### Page

Friday, December 11, 2015

Verizon and the Birds

My original idea for this post was to tell you about our problem with Verizon.  Then I thought that would be too boring, because it has been ongoing for four months.  Thus, we'll be having more hummingbird pictures!  Yaaaayyyyyyy!!!!!!!!!  It's overcast today, so the light wasn't bright enough to use a really fast shutter speed, so they're not as crisp as I had hoped.

There was a lot of checking over the shoulder (do birds have shoulders?) this morning.  This guy is looking a little ragged.  Note the fuzz on the beak and the fluffy legs.




This is a female, checking over her shoulder.


The interloper also looks like a female.


I was a split second too late to get the whole battle here.


Later the male came back and was badgered by a female.


He looks over his shoulder and shrugs.


Back to eating.


Surprisingly, the female landed on another perch and the two of them shared the feeder.  We have not seen that behavior before.

######

▸ Given task A:
Do the following statements agree with the hummingbird post? Give yes or no for each, and quote the words of the post that settle it.
(i) The trouble with Verizon had been going on for four months.
(ii) The day the pictures were taken was bright and sunny.
(iii) The two birds sharing the feeder was something already seen before.
The blog post and the records come from two unrelated sources.

### Provided records

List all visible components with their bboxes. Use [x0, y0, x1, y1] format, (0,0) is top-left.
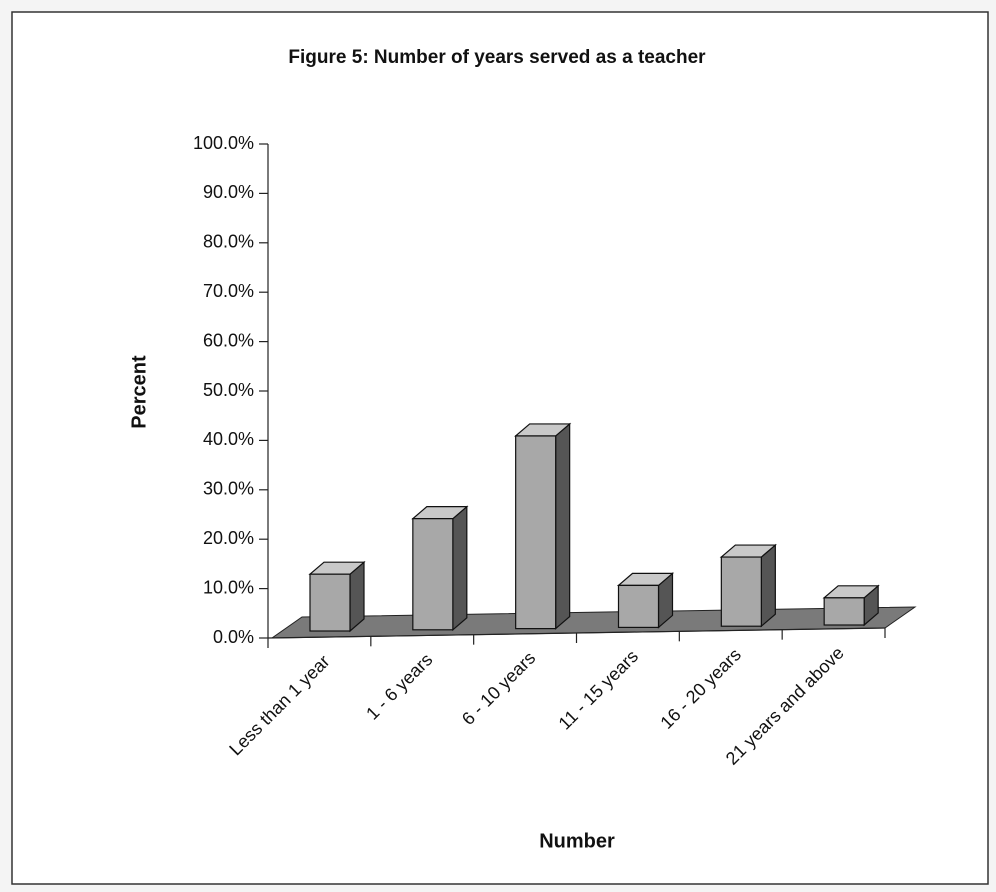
y-tick-label: 70.0%	[203, 281, 254, 301]
bar-side	[452, 505, 468, 632]
y-tick-label: 30.0%	[203, 479, 254, 499]
bar	[616, 572, 675, 629]
bar	[719, 543, 777, 628]
bar-front	[720, 556, 762, 627]
y-tick-label: 20.0%	[203, 528, 254, 548]
bar	[514, 422, 572, 630]
y-tick-label: 10.0%	[203, 577, 254, 597]
bar-front	[823, 597, 865, 626]
bar-side	[555, 422, 571, 630]
bar	[308, 560, 366, 633]
x-axis-label: Number	[539, 830, 615, 852]
y-tick-label: 90.0%	[203, 182, 254, 202]
bar	[411, 505, 469, 632]
y-tick-label: 60.0%	[203, 330, 254, 350]
bar-front	[309, 573, 351, 632]
bar-front	[617, 584, 660, 628]
chart-title: Figure 5: Number of years served as a te…	[288, 47, 706, 68]
y-tick-label: 50.0%	[203, 380, 254, 400]
y-tick-label: 0.0%	[213, 627, 254, 647]
bar-front	[515, 435, 557, 630]
y-axis-label: Percent	[128, 355, 150, 429]
y-tick-label: 100.0%	[193, 133, 254, 153]
y-tick-label: 40.0%	[203, 429, 254, 449]
y-tick-label: 80.0%	[203, 232, 254, 252]
bar	[822, 584, 880, 627]
bar-front	[412, 518, 454, 631]
chart-border	[11, 11, 989, 885]
bar-side	[760, 543, 776, 628]
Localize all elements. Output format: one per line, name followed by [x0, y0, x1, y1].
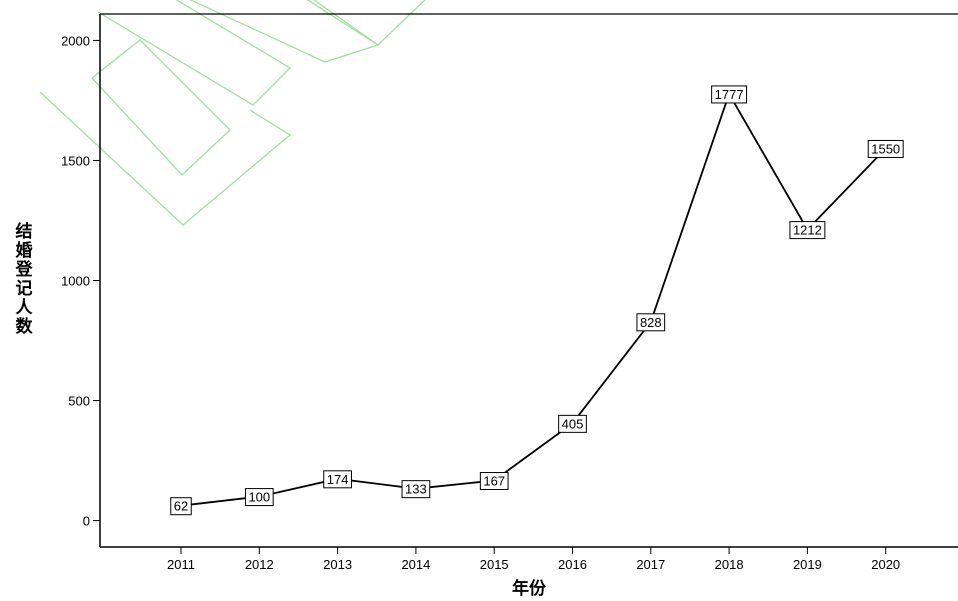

######

▸ Given task B: Which lines of the records contain the string "format"? List each of them in full, treating case as significant.

▸ Correct result A:
(i) Yes: "it has been ongoing for four months"
(ii) No: "It's overcast today"
(iii) No: "We have not seen that behavior before."

▸ Correct result B:
List all visible components with their bboxes. Use [x0, y0, x1, y1] format, (0,0) is top-left.
Localize all elements. Output format: one per line, name followed by [x0, y0, x1, y1].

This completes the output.